### Task goal
Return the whole listing exactly as it stands.

### Entries

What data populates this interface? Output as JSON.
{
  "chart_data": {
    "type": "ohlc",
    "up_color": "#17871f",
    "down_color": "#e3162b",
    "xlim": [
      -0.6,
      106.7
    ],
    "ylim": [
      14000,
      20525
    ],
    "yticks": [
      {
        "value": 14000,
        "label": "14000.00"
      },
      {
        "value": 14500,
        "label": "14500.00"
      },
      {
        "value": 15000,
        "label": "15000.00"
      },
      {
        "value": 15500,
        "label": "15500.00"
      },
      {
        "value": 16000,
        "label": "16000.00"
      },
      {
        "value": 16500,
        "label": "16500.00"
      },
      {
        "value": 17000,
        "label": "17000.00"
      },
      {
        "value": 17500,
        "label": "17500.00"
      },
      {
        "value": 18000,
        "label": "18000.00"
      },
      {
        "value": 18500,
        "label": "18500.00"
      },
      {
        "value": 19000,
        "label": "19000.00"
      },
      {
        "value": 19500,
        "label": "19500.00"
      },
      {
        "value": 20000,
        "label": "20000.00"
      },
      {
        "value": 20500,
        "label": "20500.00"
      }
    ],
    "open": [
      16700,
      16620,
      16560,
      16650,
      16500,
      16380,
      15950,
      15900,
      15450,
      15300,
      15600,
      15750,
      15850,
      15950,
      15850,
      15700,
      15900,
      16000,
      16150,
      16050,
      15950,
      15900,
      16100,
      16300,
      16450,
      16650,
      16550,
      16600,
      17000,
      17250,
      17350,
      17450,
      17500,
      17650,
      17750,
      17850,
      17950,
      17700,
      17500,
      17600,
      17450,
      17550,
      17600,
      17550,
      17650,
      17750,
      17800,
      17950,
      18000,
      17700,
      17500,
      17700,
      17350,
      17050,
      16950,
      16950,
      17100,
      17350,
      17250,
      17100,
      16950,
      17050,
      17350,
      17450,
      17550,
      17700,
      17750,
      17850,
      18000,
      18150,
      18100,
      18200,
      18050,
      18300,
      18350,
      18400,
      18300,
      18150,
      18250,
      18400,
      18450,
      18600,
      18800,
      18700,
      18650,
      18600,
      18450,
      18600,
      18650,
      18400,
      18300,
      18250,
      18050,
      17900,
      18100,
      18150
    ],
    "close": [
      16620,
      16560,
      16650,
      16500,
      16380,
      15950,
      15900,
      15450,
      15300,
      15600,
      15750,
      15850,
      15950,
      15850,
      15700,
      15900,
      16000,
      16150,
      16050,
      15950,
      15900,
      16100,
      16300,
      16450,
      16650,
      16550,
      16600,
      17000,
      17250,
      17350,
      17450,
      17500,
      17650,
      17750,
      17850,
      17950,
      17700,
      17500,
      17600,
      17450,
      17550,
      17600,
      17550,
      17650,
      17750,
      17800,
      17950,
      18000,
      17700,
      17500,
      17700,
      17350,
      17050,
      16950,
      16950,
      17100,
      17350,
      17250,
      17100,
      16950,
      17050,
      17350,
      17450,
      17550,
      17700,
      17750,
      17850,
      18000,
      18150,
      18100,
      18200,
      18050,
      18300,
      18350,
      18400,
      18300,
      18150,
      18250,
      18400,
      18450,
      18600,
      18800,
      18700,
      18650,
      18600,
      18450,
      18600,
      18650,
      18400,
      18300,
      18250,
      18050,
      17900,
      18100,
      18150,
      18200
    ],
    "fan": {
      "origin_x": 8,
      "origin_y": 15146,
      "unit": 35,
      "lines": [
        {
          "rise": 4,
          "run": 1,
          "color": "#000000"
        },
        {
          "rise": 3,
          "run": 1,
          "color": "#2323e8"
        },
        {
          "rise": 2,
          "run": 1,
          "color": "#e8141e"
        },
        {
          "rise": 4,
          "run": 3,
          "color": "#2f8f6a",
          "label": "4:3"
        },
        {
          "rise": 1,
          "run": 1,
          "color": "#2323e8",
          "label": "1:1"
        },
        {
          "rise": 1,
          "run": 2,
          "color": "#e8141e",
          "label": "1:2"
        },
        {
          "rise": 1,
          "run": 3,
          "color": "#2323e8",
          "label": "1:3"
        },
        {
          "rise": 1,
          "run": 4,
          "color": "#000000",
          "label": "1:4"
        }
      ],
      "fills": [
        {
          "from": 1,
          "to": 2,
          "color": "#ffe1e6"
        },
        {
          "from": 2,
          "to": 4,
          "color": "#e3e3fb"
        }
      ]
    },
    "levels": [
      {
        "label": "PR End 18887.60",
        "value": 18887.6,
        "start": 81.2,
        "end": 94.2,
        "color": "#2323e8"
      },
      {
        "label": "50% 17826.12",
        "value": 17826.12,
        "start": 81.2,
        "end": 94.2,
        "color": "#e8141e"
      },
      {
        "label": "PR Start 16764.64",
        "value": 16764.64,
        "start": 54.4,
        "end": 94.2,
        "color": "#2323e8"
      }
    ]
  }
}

### Answer in full
What data populates this interface? Output as JSON.
{
  "chart_data": {
    "type": "ohlc",
    "up_color": "#17871f",
    "down_color": "#e3162b",
    "xlim": [
      -0.6,
      106.7
    ],
    "ylim": [
      14000,
      20525
    ],
    "yticks": [
      {
        "value": 14000,
        "label": "14000.00"
      },
      {
        "value": 14500,
        "label": "14500.00"
      },
      {
        "value": 15000,
        "label": "15000.00"
      },
      {
        "value": 15500,
        "label": "15500.00"
      },
      {
        "value": 16000,
        "label": "16000.00"
      },
      {
        "value": 16500,
        "label": "16500.00"
      },
      {
        "value": 17000,
        "label": "17000.00"
      },
      {
        "value": 17500,
        "label": "17500.00"
      },
      {
        "value": 18000,
        "label": "18000.00"
      },
      {
        "value": 18500,
        "label": "18500.00"
      },
      {
        "value": 19000,
        "label": "19000.00"
      },
      {
        "value": 19500,
        "label": "19500.00"
      },
      {
        "value": 20000,
        "label": "20000.00"
      },
      {
        "value": 20500,
        "label": "20500.00"
      }
    ],
    "open": [
      16700,
      16620,
      16560,
      16650,
      16500,
      16380,
      15950,
      15900,
      15450,
      15300,
      15600,
      15750,
      15850,
      15950,
      15850,
      15700,
      15900,
      16000,
      16150,
      16050,
      15950,
      15900,
      16100,
      16300,
      16450,
      16650,
      16550,
      16600,
      17000,
      17250,
      17350,
      17450,
      17500,
      17650,
      17750,
      17850,
      17950,
      17700,
      17500,
      17600,
      17450,
      17550,
      17600,
      17550,
      17650,
      17750,
      17800,
      17950,
      18000,
      17700,
      17500,
      17700,
      17350,
      17050,
      16950,
      16950,
      17100,
      17350,
      17250,
      17100,
      16950,
      17050,
      17350,
      17450,
      17550,
      17700,
      17750,
      17850,
      18000,
      18150,
      18100,
      18200,
      18050,
      18300,
      18350,
      18400,
      18300,
      18150,
      18250,
      18400,
      18450,
      18600,
      18800,
      18700,
      18650,
      18600,
      18450,
      18600,
      18650,
      18400,
      18300,
      18250,
      18050,
      17900,
      18100,
      18150
    ],
    "close": [
      16620,
      16560,
      16650,
      16500,
      16380,
      15950,
      15900,
      15450,
      15300,
      15600,
      15750,
      15850,
      15950,
      15850,
      15700,
      15900,
      16000,
      16150,
      16050,
      15950,
      15900,
      16100,
      16300,
      16450,
      16650,
      16550,
      16600,
      17000,
      17250,
      17350,
      17450,
      17500,
      17650,
      17750,
      17850,
      17950,
      17700,
      17500,
      17600,
      17450,
      17550,
      17600,
      17550,
      17650,
      17750,
      17800,
      17950,
      18000,
      17700,
      17500,
      17700,
      17350,
      17050,
      16950,
      16950,
      17100,
      17350,
      17250,
      17100,
      16950,
      17050,
      17350,
      17450,
      17550,
      17700,
      17750,
      17850,
      18000,
      18150,
      18100,
      18200,
      18050,
      18300,
      18350,
      18400,
      18300,
      18150,
      18250,
      18400,
      18450,
      18600,
      18800,
      18700,
      18650,
      18600,
      18450,
      18600,
      18650,
      18400,
      18300,
      18250,
      18050,
      17900,
      18100,
      18150,
      18200
    ],
    "fan": {
      "origin_x": 8,
      "origin_y": 15146,
      "unit": 35,
      "lines": [
        {
          "rise": 4,
          "run": 1,
          "color": "#000000"
        },
        {
          "rise": 3,
          "run": 1,
          "color": "#2323e8"
        },
        {
          "rise": 2,
          "run": 1,
          "color": "#e8141e"
        },
        {
          "rise": 4,
          "run": 3,
          "color": "#2f8f6a",
          "label": "4:3"
        },
        {
          "rise": 1,
          "run": 1,
          "color": "#2323e8",
          "label": "1:1"
        },
        {
          "rise": 1,
          "run": 2,
          "color": "#e8141e",
          "label": "1:2"
        },
        {
          "rise": 1,
          "run": 3,
          "color": "#2323e8",
          "label": "1:3"
        },
        {
          "rise": 1,
          "run": 4,
          "color": "#000000",
          "label": "1:4"
        }
      ],
      "fills": [
        {
          "from": 1,
          "to": 2,
          "color": "#ffe1e6"
        },
        {
          "from": 2,
          "to": 4,
          "color": "#e3e3fb"
        }
      ]
    },
    "levels": [
      {
        "label": "PR End 18887.60",
        "value": 18887.6,
        "start": 81.2,
        "end": 94.2,
        "color": "#2323e8"
      },
      {
        "label": "50% 17826.12",
        "value": 17826.12,
        "start": 81.2,
        "end": 94.2,
        "color": "#e8141e"
      },
      {
        "label": "PR Start 16764.64",
        "value": 16764.64,
        "start": 54.4,
        "end": 94.2,
        "color": "#2323e8"
      }
    ]
  }
}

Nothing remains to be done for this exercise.